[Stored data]

START

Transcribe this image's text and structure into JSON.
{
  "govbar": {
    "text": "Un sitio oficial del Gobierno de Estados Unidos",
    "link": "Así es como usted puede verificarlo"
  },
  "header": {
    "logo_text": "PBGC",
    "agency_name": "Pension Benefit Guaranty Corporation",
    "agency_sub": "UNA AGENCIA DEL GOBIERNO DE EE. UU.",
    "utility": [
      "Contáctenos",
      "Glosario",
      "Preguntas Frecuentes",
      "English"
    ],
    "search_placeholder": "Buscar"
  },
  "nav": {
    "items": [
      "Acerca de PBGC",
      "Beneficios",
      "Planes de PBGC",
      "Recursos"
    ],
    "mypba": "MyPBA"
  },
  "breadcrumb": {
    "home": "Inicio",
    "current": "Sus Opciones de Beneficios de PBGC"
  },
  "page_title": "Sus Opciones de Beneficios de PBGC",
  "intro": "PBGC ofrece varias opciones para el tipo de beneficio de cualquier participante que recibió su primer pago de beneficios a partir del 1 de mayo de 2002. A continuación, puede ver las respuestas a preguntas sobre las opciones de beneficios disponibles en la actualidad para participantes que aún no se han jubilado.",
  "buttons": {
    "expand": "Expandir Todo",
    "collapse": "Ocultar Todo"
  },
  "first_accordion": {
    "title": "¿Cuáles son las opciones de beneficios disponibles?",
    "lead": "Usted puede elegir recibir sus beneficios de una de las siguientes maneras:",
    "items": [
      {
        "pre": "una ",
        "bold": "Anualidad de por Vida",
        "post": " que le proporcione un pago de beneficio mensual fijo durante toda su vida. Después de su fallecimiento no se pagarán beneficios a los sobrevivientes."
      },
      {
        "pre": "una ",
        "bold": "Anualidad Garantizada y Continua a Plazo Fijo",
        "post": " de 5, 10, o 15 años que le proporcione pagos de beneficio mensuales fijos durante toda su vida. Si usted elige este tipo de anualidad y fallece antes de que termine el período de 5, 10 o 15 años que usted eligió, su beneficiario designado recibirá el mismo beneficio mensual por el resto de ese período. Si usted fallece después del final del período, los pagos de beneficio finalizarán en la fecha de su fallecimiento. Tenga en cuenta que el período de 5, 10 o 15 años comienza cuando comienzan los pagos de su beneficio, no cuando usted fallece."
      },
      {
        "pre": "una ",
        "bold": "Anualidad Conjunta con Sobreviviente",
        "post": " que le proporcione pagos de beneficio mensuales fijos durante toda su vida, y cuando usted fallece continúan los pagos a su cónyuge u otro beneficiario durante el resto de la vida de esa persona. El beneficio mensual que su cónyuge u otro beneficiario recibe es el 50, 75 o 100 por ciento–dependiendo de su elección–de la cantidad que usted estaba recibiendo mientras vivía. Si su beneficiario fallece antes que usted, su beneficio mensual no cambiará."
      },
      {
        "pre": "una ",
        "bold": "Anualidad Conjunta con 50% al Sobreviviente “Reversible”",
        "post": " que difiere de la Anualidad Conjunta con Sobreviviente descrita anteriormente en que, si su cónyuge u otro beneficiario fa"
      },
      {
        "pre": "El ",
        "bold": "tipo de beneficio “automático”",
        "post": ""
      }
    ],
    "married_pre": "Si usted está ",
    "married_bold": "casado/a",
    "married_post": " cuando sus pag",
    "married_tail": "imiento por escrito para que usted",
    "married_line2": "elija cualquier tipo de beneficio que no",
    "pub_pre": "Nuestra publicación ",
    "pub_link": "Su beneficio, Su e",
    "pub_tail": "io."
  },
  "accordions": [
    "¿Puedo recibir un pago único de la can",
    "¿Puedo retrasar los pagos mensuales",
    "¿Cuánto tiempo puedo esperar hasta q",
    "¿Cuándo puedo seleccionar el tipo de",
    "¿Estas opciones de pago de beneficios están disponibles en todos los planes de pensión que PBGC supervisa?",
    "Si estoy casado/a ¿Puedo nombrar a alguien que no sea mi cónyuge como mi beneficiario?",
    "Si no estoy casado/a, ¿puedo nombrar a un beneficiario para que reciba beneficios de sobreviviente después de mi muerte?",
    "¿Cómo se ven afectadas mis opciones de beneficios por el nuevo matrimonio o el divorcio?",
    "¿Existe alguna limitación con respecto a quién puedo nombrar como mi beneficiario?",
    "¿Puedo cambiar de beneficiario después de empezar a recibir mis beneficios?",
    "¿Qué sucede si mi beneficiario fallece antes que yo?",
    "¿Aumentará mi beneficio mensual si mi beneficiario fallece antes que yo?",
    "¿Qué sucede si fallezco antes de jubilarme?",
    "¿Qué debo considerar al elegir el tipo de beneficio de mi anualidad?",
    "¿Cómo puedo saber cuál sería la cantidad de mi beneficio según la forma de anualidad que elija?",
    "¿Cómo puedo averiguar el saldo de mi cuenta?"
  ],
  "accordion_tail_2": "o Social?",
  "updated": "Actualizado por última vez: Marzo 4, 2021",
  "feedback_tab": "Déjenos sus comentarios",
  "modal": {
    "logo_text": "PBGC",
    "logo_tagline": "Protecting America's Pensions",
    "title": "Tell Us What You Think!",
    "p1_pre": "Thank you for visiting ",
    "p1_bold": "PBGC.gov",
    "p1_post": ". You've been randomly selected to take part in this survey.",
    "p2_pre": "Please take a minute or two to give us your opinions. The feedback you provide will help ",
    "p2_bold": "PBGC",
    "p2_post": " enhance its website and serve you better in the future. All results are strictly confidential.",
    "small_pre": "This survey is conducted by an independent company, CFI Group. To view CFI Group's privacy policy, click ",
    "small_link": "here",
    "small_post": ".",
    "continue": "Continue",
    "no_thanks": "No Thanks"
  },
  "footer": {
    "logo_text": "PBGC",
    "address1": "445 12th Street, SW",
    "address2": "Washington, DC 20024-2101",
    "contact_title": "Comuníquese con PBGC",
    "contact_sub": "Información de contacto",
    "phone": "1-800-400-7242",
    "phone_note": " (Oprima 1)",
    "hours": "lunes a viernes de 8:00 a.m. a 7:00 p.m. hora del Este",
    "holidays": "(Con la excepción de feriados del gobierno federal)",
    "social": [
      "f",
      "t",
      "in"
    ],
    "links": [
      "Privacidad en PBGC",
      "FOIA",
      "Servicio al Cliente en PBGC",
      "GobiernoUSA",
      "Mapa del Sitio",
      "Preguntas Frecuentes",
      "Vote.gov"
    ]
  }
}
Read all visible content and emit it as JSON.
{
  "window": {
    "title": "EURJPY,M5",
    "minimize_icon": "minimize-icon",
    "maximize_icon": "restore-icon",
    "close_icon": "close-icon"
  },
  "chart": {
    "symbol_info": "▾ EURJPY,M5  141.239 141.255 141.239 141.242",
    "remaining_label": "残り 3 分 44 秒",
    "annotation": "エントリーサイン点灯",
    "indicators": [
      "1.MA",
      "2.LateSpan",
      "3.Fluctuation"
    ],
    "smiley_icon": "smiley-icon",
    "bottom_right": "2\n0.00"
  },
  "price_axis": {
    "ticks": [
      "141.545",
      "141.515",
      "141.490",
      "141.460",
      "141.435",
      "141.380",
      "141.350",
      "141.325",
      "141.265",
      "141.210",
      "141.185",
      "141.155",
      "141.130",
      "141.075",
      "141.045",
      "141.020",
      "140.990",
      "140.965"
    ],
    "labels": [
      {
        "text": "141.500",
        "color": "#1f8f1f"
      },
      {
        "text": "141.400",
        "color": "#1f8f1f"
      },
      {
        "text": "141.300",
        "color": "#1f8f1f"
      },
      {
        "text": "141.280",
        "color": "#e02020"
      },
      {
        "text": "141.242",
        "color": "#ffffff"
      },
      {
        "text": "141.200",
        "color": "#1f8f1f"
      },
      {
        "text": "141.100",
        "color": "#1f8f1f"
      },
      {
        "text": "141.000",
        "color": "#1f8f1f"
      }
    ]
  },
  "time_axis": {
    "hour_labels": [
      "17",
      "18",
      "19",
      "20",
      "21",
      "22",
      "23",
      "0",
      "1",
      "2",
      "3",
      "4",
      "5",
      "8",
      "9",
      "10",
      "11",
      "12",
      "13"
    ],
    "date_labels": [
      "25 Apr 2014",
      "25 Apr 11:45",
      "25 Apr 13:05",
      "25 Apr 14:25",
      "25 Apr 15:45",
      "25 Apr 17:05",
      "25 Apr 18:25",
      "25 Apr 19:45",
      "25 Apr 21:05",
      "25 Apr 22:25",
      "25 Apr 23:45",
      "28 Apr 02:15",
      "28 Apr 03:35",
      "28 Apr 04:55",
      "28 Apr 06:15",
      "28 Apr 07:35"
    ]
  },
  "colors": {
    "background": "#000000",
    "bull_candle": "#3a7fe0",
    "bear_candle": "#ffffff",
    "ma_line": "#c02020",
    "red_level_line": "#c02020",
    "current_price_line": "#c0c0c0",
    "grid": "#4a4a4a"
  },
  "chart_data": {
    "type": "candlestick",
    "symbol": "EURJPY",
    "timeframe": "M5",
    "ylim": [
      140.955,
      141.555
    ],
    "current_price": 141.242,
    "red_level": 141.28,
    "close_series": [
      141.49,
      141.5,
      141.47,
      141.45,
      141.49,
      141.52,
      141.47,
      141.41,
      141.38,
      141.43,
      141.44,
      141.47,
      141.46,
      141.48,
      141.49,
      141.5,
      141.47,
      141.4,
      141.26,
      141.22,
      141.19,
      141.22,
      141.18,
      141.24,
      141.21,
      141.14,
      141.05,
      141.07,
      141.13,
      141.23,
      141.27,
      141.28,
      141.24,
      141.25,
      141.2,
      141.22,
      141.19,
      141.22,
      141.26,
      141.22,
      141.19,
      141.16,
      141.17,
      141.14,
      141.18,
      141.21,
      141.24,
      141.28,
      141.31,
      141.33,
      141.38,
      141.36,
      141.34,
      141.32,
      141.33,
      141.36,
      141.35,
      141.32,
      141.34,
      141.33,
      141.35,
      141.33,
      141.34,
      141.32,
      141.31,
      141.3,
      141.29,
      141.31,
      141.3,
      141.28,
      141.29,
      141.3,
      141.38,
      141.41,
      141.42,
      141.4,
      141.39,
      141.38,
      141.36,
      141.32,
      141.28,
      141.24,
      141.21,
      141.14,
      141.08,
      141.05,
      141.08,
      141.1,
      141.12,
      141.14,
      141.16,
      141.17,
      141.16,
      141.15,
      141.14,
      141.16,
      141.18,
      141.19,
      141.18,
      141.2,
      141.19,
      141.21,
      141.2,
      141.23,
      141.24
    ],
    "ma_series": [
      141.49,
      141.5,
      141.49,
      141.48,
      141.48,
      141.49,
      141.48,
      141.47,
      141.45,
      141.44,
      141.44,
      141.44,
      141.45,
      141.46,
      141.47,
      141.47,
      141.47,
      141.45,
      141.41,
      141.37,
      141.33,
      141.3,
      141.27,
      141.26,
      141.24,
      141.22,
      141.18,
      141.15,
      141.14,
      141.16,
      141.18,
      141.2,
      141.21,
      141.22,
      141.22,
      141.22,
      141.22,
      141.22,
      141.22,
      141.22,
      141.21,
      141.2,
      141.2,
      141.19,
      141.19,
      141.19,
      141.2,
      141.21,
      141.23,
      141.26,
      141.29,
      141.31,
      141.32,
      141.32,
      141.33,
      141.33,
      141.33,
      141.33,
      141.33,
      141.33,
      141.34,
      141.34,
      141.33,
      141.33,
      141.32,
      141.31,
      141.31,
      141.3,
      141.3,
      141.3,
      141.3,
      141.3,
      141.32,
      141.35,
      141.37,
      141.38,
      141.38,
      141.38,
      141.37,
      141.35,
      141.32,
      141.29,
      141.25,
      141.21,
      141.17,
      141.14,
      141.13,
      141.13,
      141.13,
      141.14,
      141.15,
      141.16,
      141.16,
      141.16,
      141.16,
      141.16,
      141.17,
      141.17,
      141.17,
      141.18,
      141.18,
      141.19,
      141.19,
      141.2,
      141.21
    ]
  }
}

END

Say, as a number only, how many lines of the data contain "EURJPY".

3